§ **INSTRUCTIONS TO FOLLOW**:
Locate each line holding the string "relative" and copy it.

§ **THE DATA**:
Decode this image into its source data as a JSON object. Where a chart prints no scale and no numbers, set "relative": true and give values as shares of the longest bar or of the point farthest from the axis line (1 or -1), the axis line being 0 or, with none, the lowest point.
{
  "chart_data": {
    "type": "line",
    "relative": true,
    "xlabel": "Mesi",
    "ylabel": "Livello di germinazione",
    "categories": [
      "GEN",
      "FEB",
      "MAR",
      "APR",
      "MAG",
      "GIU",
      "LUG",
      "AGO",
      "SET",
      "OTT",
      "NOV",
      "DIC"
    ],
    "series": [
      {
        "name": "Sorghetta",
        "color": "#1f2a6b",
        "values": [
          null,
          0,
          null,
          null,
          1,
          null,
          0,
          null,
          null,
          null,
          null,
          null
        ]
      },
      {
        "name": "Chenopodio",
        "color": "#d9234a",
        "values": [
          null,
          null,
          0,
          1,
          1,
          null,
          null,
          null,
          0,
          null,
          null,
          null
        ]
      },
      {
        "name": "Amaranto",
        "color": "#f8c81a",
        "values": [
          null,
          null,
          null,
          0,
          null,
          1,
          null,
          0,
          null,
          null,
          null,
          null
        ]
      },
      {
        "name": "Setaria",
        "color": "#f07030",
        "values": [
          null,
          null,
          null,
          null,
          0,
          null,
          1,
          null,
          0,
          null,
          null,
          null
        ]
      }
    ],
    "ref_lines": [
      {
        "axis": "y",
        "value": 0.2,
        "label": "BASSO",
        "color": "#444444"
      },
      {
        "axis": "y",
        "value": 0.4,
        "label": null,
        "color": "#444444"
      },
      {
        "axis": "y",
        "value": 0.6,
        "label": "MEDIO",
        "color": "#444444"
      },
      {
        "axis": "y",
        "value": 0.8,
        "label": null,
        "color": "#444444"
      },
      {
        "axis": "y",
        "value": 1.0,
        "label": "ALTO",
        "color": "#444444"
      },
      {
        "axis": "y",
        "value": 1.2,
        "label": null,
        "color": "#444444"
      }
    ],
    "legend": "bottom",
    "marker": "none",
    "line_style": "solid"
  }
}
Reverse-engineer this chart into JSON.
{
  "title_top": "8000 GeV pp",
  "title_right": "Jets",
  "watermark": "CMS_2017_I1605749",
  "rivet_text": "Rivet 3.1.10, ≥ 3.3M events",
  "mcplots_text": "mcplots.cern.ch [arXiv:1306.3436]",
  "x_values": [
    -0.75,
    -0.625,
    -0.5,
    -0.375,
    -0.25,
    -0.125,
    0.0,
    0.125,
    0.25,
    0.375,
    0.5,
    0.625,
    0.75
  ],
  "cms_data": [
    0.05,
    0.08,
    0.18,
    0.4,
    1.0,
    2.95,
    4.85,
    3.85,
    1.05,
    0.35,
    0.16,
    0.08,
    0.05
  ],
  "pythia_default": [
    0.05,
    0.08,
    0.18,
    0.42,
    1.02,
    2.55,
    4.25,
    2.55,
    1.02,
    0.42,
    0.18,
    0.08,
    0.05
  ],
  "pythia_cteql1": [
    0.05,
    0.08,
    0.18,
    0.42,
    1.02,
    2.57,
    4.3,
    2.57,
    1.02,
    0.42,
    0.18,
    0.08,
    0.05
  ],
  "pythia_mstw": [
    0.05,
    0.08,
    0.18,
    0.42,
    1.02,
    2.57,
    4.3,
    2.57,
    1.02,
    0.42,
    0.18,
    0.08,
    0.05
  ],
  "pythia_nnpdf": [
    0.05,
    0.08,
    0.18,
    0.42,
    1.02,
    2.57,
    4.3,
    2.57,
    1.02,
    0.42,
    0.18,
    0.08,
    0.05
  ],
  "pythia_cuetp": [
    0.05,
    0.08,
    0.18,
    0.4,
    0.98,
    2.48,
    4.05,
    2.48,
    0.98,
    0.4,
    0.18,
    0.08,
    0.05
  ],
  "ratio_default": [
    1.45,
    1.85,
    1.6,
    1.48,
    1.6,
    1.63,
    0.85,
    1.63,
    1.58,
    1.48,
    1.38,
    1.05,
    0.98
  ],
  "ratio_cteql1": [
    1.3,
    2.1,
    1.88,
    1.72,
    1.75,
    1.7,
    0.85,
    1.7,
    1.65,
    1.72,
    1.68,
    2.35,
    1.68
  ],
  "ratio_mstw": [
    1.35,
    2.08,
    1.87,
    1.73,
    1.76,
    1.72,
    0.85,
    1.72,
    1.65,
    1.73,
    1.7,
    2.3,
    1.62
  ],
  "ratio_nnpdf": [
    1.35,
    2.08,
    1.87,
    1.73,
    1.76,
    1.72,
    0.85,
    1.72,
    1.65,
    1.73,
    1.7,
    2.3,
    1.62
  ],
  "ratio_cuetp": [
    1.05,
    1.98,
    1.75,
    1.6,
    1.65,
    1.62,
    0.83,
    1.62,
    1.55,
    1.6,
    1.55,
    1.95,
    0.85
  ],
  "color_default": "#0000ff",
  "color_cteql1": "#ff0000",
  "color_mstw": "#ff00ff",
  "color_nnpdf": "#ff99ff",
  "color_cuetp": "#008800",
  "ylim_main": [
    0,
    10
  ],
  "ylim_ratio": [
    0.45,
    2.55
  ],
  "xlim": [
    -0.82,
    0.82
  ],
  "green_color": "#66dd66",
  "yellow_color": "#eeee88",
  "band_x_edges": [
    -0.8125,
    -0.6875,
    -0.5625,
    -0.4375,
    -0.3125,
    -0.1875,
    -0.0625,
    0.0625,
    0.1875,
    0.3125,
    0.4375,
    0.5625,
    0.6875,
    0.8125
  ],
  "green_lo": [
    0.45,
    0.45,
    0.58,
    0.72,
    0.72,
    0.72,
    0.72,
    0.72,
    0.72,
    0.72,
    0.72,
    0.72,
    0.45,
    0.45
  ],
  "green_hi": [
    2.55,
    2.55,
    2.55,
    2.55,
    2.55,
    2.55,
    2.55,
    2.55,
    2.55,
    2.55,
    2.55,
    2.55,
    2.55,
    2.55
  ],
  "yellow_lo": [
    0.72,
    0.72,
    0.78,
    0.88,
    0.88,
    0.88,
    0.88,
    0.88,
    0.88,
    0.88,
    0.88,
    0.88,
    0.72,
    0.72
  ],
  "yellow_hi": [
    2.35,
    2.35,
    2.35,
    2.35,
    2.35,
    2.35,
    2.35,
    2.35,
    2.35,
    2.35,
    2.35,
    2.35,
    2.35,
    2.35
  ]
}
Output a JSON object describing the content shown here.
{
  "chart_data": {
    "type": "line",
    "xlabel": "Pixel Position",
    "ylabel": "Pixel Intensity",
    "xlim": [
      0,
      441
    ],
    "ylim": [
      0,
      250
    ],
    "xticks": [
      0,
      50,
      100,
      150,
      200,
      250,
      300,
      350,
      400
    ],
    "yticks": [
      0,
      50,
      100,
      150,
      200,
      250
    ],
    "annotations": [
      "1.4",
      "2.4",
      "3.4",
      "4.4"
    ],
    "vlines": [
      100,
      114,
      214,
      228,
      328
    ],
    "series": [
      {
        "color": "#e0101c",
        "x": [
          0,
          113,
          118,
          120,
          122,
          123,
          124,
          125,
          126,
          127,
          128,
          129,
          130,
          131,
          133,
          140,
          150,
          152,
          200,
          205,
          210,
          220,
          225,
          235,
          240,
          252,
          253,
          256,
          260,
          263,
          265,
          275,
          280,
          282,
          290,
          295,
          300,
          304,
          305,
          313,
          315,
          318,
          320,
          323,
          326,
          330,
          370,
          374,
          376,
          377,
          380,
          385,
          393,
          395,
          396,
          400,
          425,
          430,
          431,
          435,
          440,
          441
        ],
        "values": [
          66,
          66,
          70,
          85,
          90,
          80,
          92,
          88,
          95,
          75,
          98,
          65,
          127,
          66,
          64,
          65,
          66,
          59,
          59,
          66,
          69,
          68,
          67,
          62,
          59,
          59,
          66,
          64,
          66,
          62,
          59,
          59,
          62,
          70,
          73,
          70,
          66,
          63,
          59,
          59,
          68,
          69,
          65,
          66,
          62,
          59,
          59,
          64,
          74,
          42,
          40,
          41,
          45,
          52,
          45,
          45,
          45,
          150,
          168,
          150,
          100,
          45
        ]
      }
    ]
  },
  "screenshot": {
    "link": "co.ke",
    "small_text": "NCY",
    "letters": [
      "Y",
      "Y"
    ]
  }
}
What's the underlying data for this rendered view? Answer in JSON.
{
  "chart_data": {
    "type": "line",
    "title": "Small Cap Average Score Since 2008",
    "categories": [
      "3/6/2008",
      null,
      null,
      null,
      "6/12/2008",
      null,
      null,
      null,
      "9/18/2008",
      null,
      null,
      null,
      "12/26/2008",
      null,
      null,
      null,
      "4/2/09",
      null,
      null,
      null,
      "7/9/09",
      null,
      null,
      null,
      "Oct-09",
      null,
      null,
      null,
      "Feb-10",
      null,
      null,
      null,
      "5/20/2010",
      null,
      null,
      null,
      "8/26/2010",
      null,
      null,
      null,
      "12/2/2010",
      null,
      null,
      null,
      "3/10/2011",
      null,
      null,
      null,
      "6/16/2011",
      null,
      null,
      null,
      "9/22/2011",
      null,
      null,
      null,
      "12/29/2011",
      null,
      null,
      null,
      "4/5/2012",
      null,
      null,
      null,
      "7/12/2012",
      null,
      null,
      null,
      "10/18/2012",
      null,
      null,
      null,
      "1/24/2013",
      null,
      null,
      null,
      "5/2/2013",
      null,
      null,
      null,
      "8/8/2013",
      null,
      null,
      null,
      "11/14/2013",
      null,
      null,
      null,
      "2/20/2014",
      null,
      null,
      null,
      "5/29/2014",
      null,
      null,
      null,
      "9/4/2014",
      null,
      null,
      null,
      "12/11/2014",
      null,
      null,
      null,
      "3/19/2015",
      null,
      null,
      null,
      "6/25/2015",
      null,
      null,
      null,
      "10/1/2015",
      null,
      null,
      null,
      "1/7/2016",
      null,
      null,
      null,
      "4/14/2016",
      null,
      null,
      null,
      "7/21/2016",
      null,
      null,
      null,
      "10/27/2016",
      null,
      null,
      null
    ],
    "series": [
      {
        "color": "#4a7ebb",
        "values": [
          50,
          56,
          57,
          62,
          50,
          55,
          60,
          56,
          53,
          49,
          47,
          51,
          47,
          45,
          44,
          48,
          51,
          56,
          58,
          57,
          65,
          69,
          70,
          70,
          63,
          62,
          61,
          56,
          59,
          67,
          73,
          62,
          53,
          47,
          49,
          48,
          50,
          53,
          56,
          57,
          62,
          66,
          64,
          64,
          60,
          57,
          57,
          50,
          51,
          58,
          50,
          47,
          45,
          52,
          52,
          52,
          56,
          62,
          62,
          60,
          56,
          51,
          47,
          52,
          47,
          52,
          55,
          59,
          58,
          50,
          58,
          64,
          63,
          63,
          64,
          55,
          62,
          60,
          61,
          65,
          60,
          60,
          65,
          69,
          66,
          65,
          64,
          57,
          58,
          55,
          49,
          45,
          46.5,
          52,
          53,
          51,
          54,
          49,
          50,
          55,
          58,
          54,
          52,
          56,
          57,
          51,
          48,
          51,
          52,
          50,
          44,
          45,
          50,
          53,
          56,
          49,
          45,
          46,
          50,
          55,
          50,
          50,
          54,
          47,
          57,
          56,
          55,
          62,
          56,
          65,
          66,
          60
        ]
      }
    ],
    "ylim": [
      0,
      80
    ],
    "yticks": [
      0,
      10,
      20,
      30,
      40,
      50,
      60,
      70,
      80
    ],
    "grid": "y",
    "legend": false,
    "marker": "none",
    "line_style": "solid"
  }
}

§ **ANSWER TO THE TASK**:
Decode this image into its source data as a JSON object. Where a chart prints no scale and no numbers, set "relative": true and give values as shares of the longest bar or of the point farthest from the axis line (1 or -1), the axis line being 0 or, with none, the lowest point.
    "relative": true,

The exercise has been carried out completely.